• INFORMATION PROVIDED:

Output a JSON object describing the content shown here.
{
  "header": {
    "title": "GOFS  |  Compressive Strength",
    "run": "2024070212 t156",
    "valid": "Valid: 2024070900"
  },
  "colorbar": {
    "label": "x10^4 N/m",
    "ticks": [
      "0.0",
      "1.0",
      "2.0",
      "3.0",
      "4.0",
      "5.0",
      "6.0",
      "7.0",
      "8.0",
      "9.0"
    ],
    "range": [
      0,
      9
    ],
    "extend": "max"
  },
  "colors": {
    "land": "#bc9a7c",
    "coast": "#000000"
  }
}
...
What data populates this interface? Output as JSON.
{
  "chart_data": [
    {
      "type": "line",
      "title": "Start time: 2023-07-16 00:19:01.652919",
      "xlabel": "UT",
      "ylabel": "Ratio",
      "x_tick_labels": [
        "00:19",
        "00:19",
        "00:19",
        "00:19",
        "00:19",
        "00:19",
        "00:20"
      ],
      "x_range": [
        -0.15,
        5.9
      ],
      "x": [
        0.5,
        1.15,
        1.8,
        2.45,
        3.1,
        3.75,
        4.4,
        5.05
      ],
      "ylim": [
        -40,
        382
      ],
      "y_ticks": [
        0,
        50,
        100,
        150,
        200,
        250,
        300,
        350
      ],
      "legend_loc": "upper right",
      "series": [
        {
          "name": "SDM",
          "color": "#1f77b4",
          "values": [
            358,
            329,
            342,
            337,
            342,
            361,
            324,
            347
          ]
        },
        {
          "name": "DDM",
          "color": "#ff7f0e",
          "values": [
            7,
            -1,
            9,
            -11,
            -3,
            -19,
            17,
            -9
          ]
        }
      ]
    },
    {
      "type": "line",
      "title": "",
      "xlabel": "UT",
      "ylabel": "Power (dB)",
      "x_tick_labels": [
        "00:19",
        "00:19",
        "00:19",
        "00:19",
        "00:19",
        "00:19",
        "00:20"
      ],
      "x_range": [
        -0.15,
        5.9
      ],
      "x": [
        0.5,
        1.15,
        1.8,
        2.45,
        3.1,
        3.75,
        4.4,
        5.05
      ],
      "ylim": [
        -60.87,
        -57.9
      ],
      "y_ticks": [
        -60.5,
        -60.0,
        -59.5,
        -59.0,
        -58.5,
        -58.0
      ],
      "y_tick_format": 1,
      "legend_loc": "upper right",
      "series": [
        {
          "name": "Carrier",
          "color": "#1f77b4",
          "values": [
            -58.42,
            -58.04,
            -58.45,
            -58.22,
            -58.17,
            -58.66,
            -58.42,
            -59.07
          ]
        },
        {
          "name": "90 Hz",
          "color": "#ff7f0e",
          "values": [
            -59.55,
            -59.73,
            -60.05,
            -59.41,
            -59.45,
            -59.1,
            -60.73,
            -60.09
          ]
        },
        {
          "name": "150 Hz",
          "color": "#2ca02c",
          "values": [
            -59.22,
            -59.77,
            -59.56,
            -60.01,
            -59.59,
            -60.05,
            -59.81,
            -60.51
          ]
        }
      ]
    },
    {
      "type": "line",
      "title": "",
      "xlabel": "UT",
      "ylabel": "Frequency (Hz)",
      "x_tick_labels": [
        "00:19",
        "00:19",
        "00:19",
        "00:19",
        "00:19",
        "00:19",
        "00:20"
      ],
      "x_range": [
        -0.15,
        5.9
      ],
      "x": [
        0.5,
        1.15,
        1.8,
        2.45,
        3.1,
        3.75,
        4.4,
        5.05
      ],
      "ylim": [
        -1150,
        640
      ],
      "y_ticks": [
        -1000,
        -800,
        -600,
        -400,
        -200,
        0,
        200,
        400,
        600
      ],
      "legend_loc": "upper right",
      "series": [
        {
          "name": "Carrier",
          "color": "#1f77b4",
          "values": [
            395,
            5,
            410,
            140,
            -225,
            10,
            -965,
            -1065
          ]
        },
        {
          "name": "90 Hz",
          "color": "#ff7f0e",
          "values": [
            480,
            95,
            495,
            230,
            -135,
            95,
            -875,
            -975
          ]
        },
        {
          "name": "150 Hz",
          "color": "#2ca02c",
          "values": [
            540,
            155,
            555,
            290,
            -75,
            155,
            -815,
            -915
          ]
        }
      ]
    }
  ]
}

• YOUR OBJECTIVE: Using the material above, work out how many lines contain the string "Output". Give that number alone.

• SOLUTION TO THIS EXERCISE: 2